◆ Extracted information ◆
# # # # #

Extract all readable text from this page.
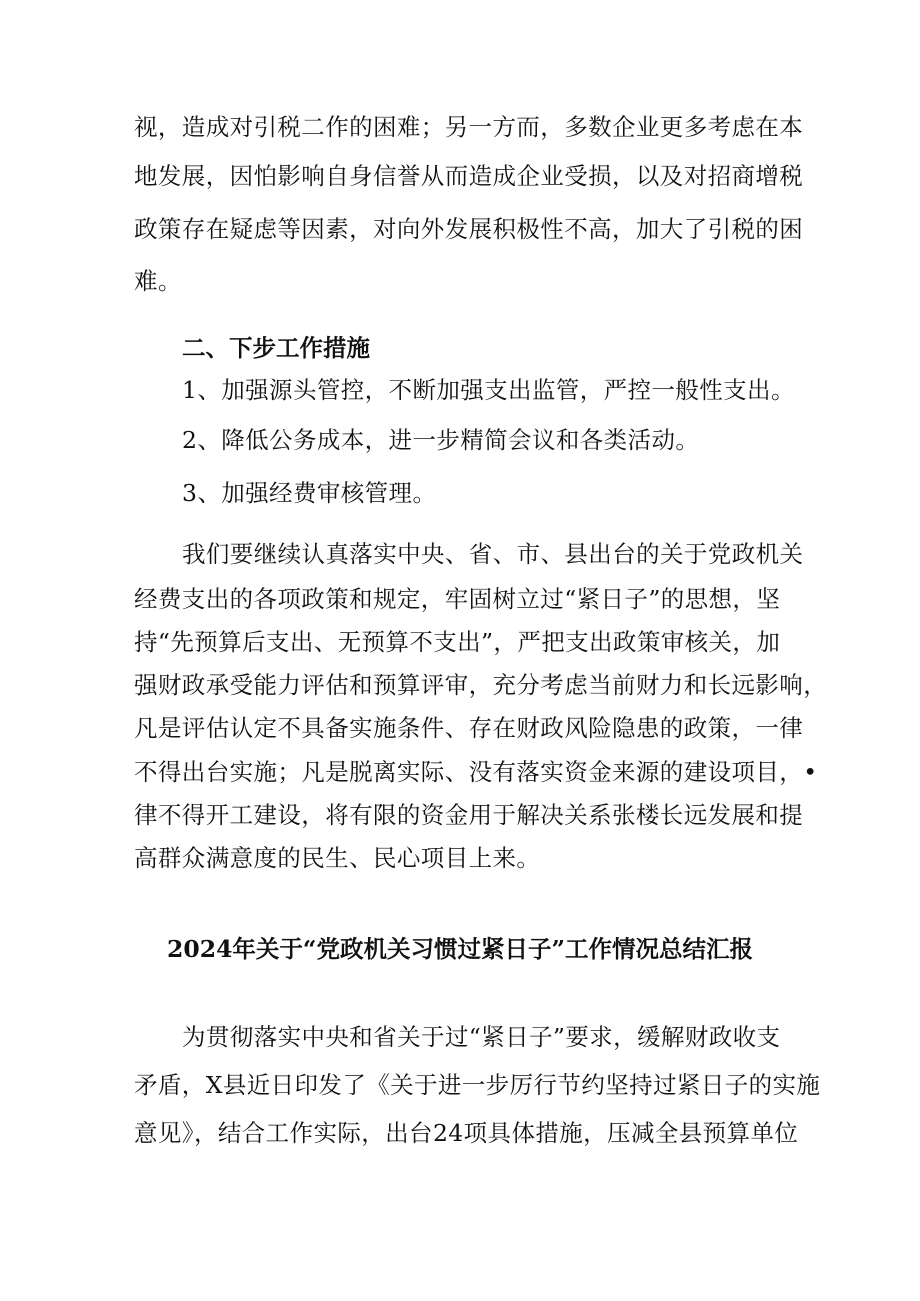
视，造成对引税二作的困难；另一方而，多数企业更多考虑在本
地发展，因怕影响自身信誉从而造成企业受损，以及对招商增税
政策存在疑虑等因素，对向外发展积极性不高，加大了引税的困
难。
二、下步工作措施
1、加强源头管控，不断加强支出监管，严控一般性支出。
2、降低公务成本，进一步精简会议和各类活动。
3、加强经费审核管理。
我们要继续认真落实中央、省、市、县出台的关于党政机关
经费支出的各项政策和规定，牢固树立过“紧日子”的思想，坚
持“先预算后支出、无预算不支出”，严把支出政策审核关，加
强财政承受能力评估和预算评审，充分考虑当前财力和长远影响，
凡是评估认定不具备实施条件、存在财政风险隐患的政策，一律
不得出台实施；凡是脱离实际、没有落实资金来源的建设项目，•
律不得开工建设，将有限的资金用于解决关系张楼长远发展和提
高群众满意度的民生、民心项目上来。
2024年关于“党政机关习惯过紧日子”工作情况总结汇报
为贯彻落实中央和省关于过“紧日子”要求，缓解财政收支
矛盾，X县近日印发了《关于进一步厉行节约坚持过紧日子的实施
意见》，结合工作实际，出台24项具体措施，压减全县预算单位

# # # # #

◆ Prompt ◆
Pictures in the records above should not be copied. Repeat everything else exactly.

◆ Output for this task ◆
Extract all readable text from this page.
视，造成对引税二作的困难；另一方而，多数企业更多考虑在本
地发展，因怕影响自身信誉从而造成企业受损，以及对招商增税
政策存在疑虑等因素，对向外发展积极性不高，加大了引税的困
难。
二、下步工作措施
1、加强源头管控，不断加强支出监管，严控一般性支出。
2、降低公务成本，进一步精简会议和各类活动。
3、加强经费审核管理。
我们要继续认真落实中央、省、市、县出台的关于党政机关
经费支出的各项政策和规定，牢固树立过“紧日子”的思想，坚
持“先预算后支出、无预算不支出”，严把支出政策审核关，加
强财政承受能力评估和预算评审，充分考虑当前财力和长远影响，
凡是评估认定不具备实施条件、存在财政风险隐患的政策，一律
不得出台实施；凡是脱离实际、没有落实资金来源的建设项目，•
律不得开工建设，将有限的资金用于解决关系张楼长远发展和提
高群众满意度的民生、民心项目上来。
2024年关于“党政机关习惯过紧日子”工作情况总结汇报
为贯彻落实中央和省关于过“紧日子”要求，缓解财政收支
矛盾，X县近日印发了《关于进一步厉行节约坚持过紧日子的实施
意见》，结合工作实际，出台24项具体措施，压减全县预算单位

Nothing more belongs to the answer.